--- Start Listed records ---

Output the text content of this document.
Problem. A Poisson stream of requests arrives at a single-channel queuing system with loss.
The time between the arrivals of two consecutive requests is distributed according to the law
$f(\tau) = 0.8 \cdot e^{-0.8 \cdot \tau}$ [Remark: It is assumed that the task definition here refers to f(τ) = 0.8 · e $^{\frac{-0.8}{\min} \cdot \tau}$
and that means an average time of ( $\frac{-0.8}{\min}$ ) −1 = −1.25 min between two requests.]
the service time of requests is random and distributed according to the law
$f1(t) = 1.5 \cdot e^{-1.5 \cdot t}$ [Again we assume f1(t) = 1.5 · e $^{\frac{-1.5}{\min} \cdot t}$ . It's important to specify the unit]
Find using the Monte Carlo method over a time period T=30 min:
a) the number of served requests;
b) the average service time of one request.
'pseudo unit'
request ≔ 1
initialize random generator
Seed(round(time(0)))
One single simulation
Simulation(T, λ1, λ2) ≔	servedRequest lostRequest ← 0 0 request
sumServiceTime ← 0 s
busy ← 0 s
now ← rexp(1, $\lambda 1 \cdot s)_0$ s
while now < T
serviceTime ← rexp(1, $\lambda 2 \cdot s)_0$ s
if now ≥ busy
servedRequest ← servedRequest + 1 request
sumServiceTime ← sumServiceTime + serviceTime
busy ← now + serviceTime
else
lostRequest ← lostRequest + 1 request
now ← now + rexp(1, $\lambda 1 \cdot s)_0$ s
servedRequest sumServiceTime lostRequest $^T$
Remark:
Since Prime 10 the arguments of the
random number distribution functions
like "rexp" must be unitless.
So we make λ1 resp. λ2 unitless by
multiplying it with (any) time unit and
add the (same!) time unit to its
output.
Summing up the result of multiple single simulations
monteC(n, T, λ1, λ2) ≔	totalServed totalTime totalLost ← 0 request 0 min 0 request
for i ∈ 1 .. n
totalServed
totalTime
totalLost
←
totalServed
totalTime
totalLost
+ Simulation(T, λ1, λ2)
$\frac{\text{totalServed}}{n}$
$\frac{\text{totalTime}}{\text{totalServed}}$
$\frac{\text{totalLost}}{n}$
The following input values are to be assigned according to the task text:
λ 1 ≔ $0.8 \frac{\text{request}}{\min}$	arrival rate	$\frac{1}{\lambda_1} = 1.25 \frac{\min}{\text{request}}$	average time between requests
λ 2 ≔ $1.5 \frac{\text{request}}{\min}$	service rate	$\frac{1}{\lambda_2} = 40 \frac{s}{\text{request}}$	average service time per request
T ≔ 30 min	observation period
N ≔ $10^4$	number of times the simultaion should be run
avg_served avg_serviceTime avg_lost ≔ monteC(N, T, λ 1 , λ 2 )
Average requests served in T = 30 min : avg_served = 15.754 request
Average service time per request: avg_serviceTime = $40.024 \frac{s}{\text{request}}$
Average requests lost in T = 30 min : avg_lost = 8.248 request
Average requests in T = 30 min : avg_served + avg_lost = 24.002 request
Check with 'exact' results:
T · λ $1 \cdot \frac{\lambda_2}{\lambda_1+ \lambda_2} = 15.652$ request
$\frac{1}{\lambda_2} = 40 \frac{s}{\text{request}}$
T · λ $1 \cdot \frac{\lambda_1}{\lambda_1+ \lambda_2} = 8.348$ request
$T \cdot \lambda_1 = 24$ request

--- End Listed records ---

Copy all of the data exactly.

* Solution for this exercise:
Output the text content of this document.
Problem. A Poisson stream of requests arrives at a single-channel queuing system with loss.
The time between the arrivals of two consecutive requests is distributed according to the law
$f(\tau) = 0.8 \cdot e^{-0.8 \cdot \tau}$ [Remark: It is assumed that the task definition here refers to f(τ) = 0.8 · e $^{\frac{-0.8}{\min} \cdot \tau}$
and that means an average time of ( $\frac{-0.8}{\min}$ ) −1 = −1.25 min between two requests.]
the service time of requests is random and distributed according to the law
$f1(t) = 1.5 \cdot e^{-1.5 \cdot t}$ [Again we assume f1(t) = 1.5 · e $^{\frac{-1.5}{\min} \cdot t}$ . It's important to specify the unit]
Find using the Monte Carlo method over a time period T=30 min:
a) the number of served requests;
b) the average service time of one request.
'pseudo unit'
request ≔ 1
initialize random generator
Seed(round(time(0)))
One single simulation
Simulation(T, λ1, λ2) ≔	servedRequest lostRequest ← 0 0 request
sumServiceTime ← 0 s
busy ← 0 s
now ← rexp(1, $\lambda 1 \cdot s)_0$ s
while now < T
serviceTime ← rexp(1, $\lambda 2 \cdot s)_0$ s
if now ≥ busy
servedRequest ← servedRequest + 1 request
sumServiceTime ← sumServiceTime + serviceTime
busy ← now + serviceTime
else
lostRequest ← lostRequest + 1 request
now ← now + rexp(1, $\lambda 1 \cdot s)_0$ s
servedRequest sumServiceTime lostRequest $^T$
Remark:
Since Prime 10 the arguments of the
random number distribution functions
like "rexp" must be unitless.
So we make λ1 resp. λ2 unitless by
multiplying it with (any) time unit and
add the (same!) time unit to its
output.
Summing up the result of multiple single simulations
monteC(n, T, λ1, λ2) ≔	totalServed totalTime totalLost ← 0 request 0 min 0 request
for i ∈ 1 .. n
totalServed
totalTime
totalLost
←
totalServed
totalTime
totalLost
+ Simulation(T, λ1, λ2)
$\frac{\text{totalServed}}{n}$
$\frac{\text{totalTime}}{\text{totalServed}}$
$\frac{\text{totalLost}}{n}$
The following input values are to be assigned according to the task text:
λ 1 ≔ $0.8 \frac{\text{request}}{\min}$	arrival rate	$\frac{1}{\lambda_1} = 1.25 \frac{\min}{\text{request}}$	average time between requests
λ 2 ≔ $1.5 \frac{\text{request}}{\min}$	service rate	$\frac{1}{\lambda_2} = 40 \frac{s}{\text{request}}$	average service time per request
T ≔ 30 min	observation period
N ≔ $10^4$	number of times the simultaion should be run
avg_served avg_serviceTime avg_lost ≔ monteC(N, T, λ 1 , λ 2 )
Average requests served in T = 30 min : avg_served = 15.754 request
Average service time per request: avg_serviceTime = $40.024 \frac{s}{\text{request}}$
Average requests lost in T = 30 min : avg_lost = 8.248 request
Average requests in T = 30 min : avg_served + avg_lost = 24.002 request
Check with 'exact' results:
T · λ $1 \cdot \frac{\lambda_2}{\lambda_1+ \lambda_2} = 15.652$ request
$\frac{1}{\lambda_2} = 40 \frac{s}{\text{request}}$
T · λ $1 \cdot \frac{\lambda_1}{\lambda_1+ \lambda_2} = 8.348$ request
$T \cdot \lambda_1 = 24$ request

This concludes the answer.